====== Records for this exercise

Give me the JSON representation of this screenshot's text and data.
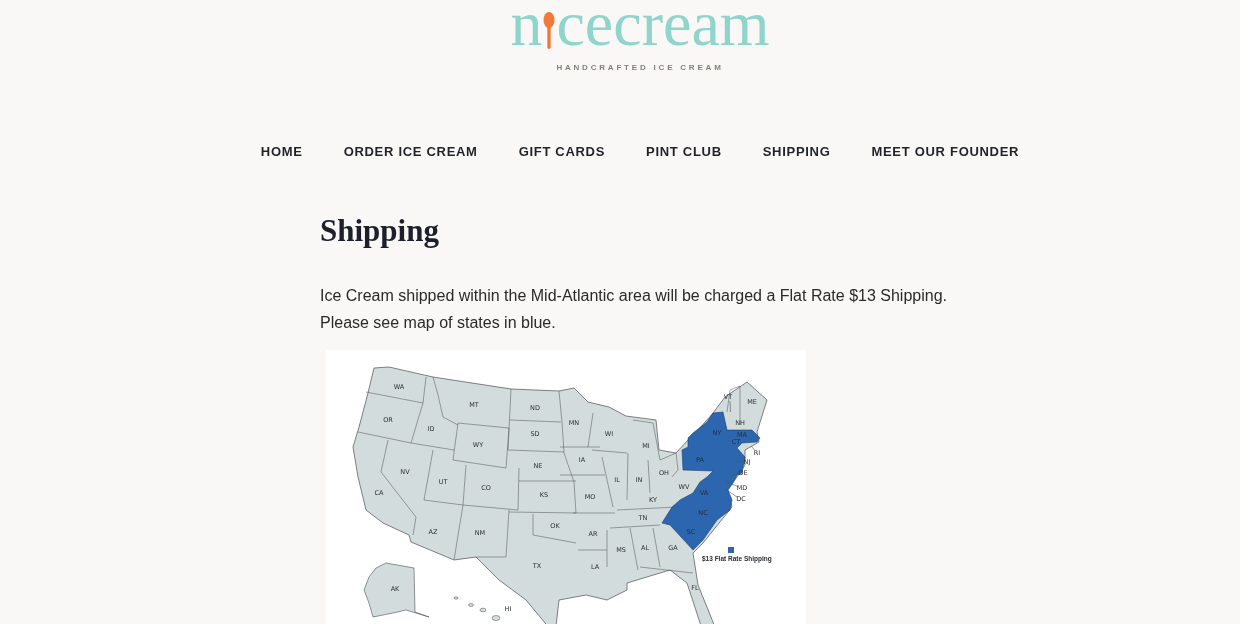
{
  "logo": {
    "wordmark_start": "n",
    "wordmark_end": "cecream",
    "tagline": "HANDCRAFTED ICE CREAM"
  },
  "nav": [
    "HOME",
    "ORDER ICE CREAM",
    "GIFT CARDS",
    "PINT CLUB",
    "SHIPPING",
    "MEET OUR FOUNDER"
  ],
  "page": {
    "heading": "Shipping",
    "paragraphs": [
      "Ice Cream shipped within the Mid-Atlantic area will be charged a Flat Rate $13 Shipping.",
      "Please see map of states in blue."
    ]
  },
  "map": {
    "state_labels": [
      "WA",
      "OR",
      "ID",
      "MT",
      "ND",
      "SD",
      "WY",
      "NE",
      "NV",
      "UT",
      "CO",
      "CA",
      "KS",
      "AZ",
      "NM",
      "OK",
      "TX",
      "AK",
      "HI",
      "MN",
      "WI",
      "MI",
      "IA",
      "IL",
      "IN",
      "OH",
      "MO",
      "KY",
      "WV",
      "VA",
      "TN",
      "NC",
      "AR",
      "MS",
      "AL",
      "GA",
      "SC",
      "LA",
      "FL",
      "NY",
      "PA",
      "ME",
      "VT",
      "NH",
      "MA",
      "CT",
      "RI",
      "NJ",
      "DE",
      "MD",
      "DC"
    ],
    "legend": "$13 Flat Rate Shipping"
  }
}
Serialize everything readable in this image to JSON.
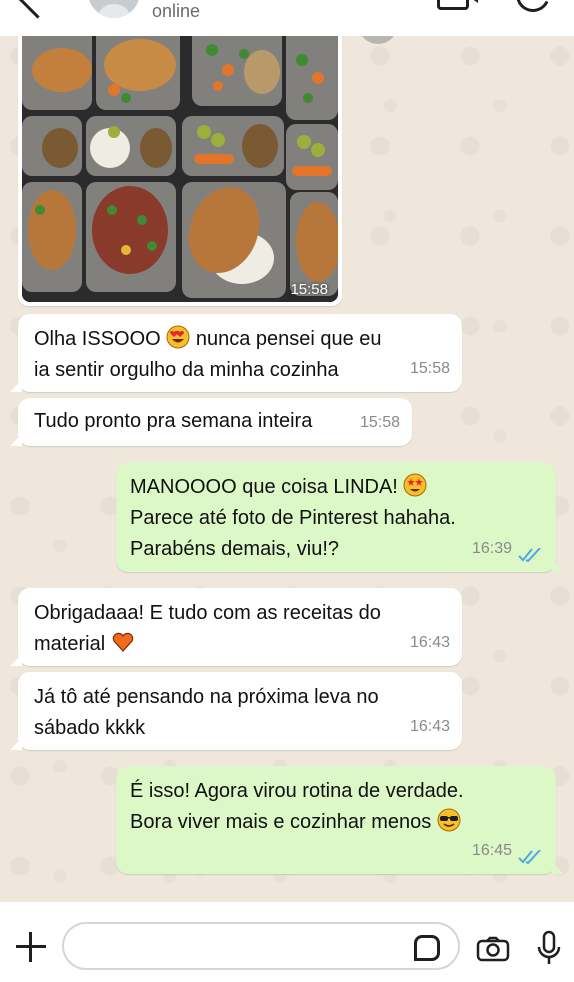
{
  "header": {
    "status": "online"
  },
  "photo_message": {
    "time": "15:58"
  },
  "messages": [
    {
      "direction": "incoming",
      "line1": "Olha ISSOOO ",
      "emoji1": "heart-eyes",
      "line1b": " nunca pensei que eu",
      "line2": "ia sentir orgulho da minha cozinha",
      "time": "15:58"
    },
    {
      "direction": "incoming",
      "text": "Tudo pronto pra semana inteira",
      "time": "15:58"
    },
    {
      "direction": "outgoing",
      "line1": "MANOOOO que coisa LINDA! ",
      "emoji1": "star-eyes",
      "line2": "Parece até foto de Pinterest hahaha.",
      "line3": "Parabéns demais, viu!?",
      "time": "16:39",
      "read": true
    },
    {
      "direction": "incoming",
      "line1": "Obrigadaaa! E tudo com as receitas do",
      "line2": "material ",
      "emoji1": "orange-heart",
      "time": "16:43"
    },
    {
      "direction": "incoming",
      "line1": "Já tô até pensando na próxima leva no",
      "line2": "sábado kkkk",
      "time": "16:43"
    },
    {
      "direction": "outgoing",
      "line1": "É isso! Agora virou rotina de verdade.",
      "line2": "Bora viver mais e cozinhar menos ",
      "emoji1": "sunglasses",
      "time": "16:45",
      "read": true
    }
  ],
  "composer": {
    "input_value": "",
    "placeholder": ""
  },
  "colors": {
    "incoming": "#ffffff",
    "outgoing": "#dcf8c6",
    "read_ticks": "#4fa8e0",
    "wallpaper": "#efe7dc"
  }
}
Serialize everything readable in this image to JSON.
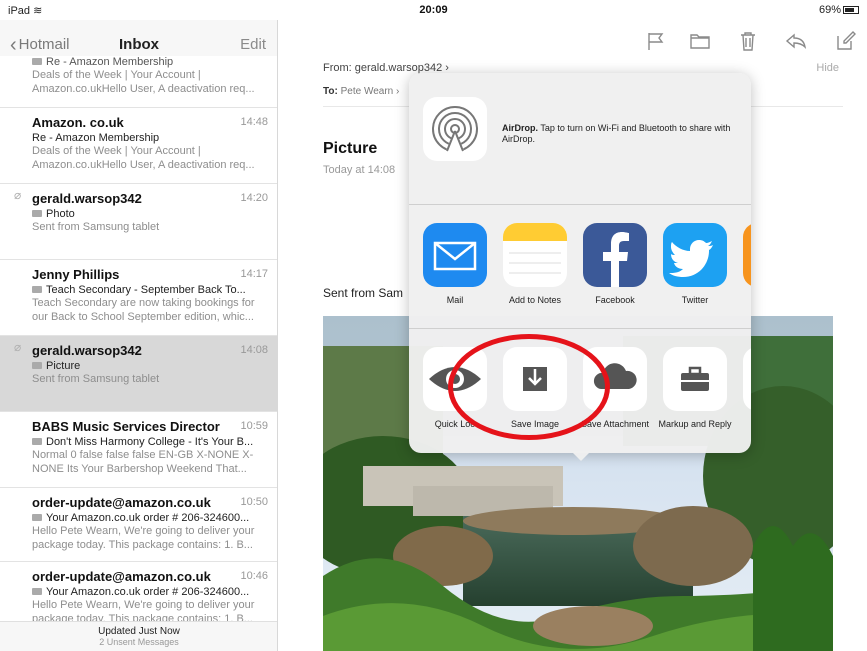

============

# Your goal:
Quote every line of the records above exactly; no picture is to be copied.

# Exercise answer:
Give me the JSON representation of this screenshot's text and data.
{
  "logo": {
    "wordmark_start": "n",
    "wordmark_end": "cecream",
    "tagline": "HANDCRAFTED ICE CREAM"
  },
  "nav": [
    "HOME",
    "ORDER ICE CREAM",
    "GIFT CARDS",
    "PINT CLUB",
    "SHIPPING",
    "MEET OUR FOUNDER"
  ],
  "page": {
    "heading": "Shipping",
    "paragraphs": [
      "Ice Cream shipped within the Mid-Atlantic area will be charged a Flat Rate $13 Shipping.",
      "Please see map of states in blue."
    ]
  },
  "map": {
    "state_labels": [
      "WA",
      "OR",
      "ID",
      "MT",
      "ND",
      "SD",
      "WY",
      "NE",
      "NV",
      "UT",
      "CO",
      "CA",
      "KS",
      "AZ",
      "NM",
      "OK",
      "TX",
      "AK",
      "HI",
      "MN",
      "WI",
      "MI",
      "IA",
      "IL",
      "IN",
      "OH",
      "MO",
      "KY",
      "WV",
      "VA",
      "TN",
      "NC",
      "AR",
      "MS",
      "AL",
      "GA",
      "SC",
      "LA",
      "FL",
      "NY",
      "PA",
      "ME",
      "VT",
      "NH",
      "MA",
      "CT",
      "RI",
      "NJ",
      "DE",
      "MD",
      "DC"
    ],
    "legend": "$13 Flat Rate Shipping"
  }
}
Serialize everything readable in this image to JSON.
{
  "header": {
    "status": "online"
  },
  "photo_message": {
    "time": "15:58"
  },
  "messages": [
    {
      "direction": "incoming",
      "line1": "Olha ISSOOO ",
      "emoji1": "heart-eyes",
      "line1b": " nunca pensei que eu",
      "line2": "ia sentir orgulho da minha cozinha",
      "time": "15:58"
    },
    {
      "direction": "incoming",
      "text": "Tudo pronto pra semana inteira",
      "time": "15:58"
    },
    {
      "direction": "outgoing",
      "line1": "MANOOOO que coisa LINDA! ",
      "emoji1": "star-eyes",
      "line2": "Parece até foto de Pinterest hahaha.",
      "line3": "Parabéns demais, viu!?",
      "time": "16:39",
      "read": true
    },
    {
      "direction": "incoming",
      "line1": "Obrigadaaa! E tudo com as receitas do",
      "line2": "material ",
      "emoji1": "orange-heart",
      "time": "16:43"
    },
    {
      "direction": "incoming",
      "line1": "Já tô até pensando na próxima leva no",
      "line2": "sábado kkkk",
      "time": "16:43"
    },
    {
      "direction": "outgoing",
      "line1": "É isso! Agora virou rotina de verdade.",
      "line2": "Bora viver mais e cozinhar menos ",
      "emoji1": "sunglasses",
      "time": "16:45",
      "read": true
    }
  ],
  "composer": {
    "input_value": "",
    "placeholder": ""
  },
  "colors": {
    "incoming": "#ffffff",
    "outgoing": "#dcf8c6",
    "read_ticks": "#4fa8e0",
    "wallpaper": "#efe7dc"
  }
}
Serialize everything readable in this image to JSON.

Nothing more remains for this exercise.